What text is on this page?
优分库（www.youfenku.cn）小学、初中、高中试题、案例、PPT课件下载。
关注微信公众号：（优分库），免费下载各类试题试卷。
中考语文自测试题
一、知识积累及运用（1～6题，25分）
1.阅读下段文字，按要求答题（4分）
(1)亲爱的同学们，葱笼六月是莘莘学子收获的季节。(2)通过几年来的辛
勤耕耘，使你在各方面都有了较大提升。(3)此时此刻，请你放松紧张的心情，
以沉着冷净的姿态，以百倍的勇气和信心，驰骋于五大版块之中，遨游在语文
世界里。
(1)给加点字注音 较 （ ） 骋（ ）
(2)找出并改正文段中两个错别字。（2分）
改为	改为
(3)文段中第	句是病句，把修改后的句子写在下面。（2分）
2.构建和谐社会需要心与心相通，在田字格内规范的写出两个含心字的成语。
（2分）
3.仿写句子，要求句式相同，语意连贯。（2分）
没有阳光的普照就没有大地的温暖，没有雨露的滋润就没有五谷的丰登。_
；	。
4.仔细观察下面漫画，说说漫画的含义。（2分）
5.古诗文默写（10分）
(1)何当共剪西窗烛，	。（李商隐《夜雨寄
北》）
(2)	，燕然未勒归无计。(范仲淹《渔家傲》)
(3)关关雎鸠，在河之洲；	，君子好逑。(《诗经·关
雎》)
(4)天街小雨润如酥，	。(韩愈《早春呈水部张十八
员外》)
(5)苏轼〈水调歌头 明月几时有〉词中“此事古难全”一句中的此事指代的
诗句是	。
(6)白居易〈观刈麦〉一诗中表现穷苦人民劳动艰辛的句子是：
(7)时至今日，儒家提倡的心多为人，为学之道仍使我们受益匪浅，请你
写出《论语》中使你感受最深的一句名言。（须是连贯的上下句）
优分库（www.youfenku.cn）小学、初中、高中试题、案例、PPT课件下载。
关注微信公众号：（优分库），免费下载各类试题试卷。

▶ [Objective]:
Return each entry from the material above exactly as it appears.

▶ [Output below]:
What text is on this page?
优分库（www.youfenku.cn）小学、初中、高中试题、案例、PPT课件下载。
关注微信公众号：（优分库），免费下载各类试题试卷。
中考语文自测试题
一、知识积累及运用（1～6题，25分）
1.阅读下段文字，按要求答题（4分）
(1)亲爱的同学们，葱笼六月是莘莘学子收获的季节。(2)通过几年来的辛
勤耕耘，使你在各方面都有了较大提升。(3)此时此刻，请你放松紧张的心情，
以沉着冷净的姿态，以百倍的勇气和信心，驰骋于五大版块之中，遨游在语文
世界里。
(1)给加点字注音 较 （ ） 骋（ ）
(2)找出并改正文段中两个错别字。（2分）
改为	改为
(3)文段中第	句是病句，把修改后的句子写在下面。（2分）
2.构建和谐社会需要心与心相通，在田字格内规范的写出两个含心字的成语。
（2分）
3.仿写句子，要求句式相同，语意连贯。（2分）
没有阳光的普照就没有大地的温暖，没有雨露的滋润就没有五谷的丰登。_
；	。
4.仔细观察下面漫画，说说漫画的含义。（2分）
5.古诗文默写（10分）
(1)何当共剪西窗烛，	。（李商隐《夜雨寄
北》）
(2)	，燕然未勒归无计。(范仲淹《渔家傲》)
(3)关关雎鸠，在河之洲；	，君子好逑。(《诗经·关
雎》)
(4)天街小雨润如酥，	。(韩愈《早春呈水部张十八
员外》)
(5)苏轼〈水调歌头 明月几时有〉词中“此事古难全”一句中的此事指代的
诗句是	。
(6)白居易〈观刈麦〉一诗中表现穷苦人民劳动艰辛的句子是：
(7)时至今日，儒家提倡的心多为人，为学之道仍使我们受益匪浅，请你
写出《论语》中使你感受最深的一句名言。（须是连贯的上下句）
优分库（www.youfenku.cn）小学、初中、高中试题、案例、PPT课件下载。
关注微信公众号：（优分库），免费下载各类试题试卷。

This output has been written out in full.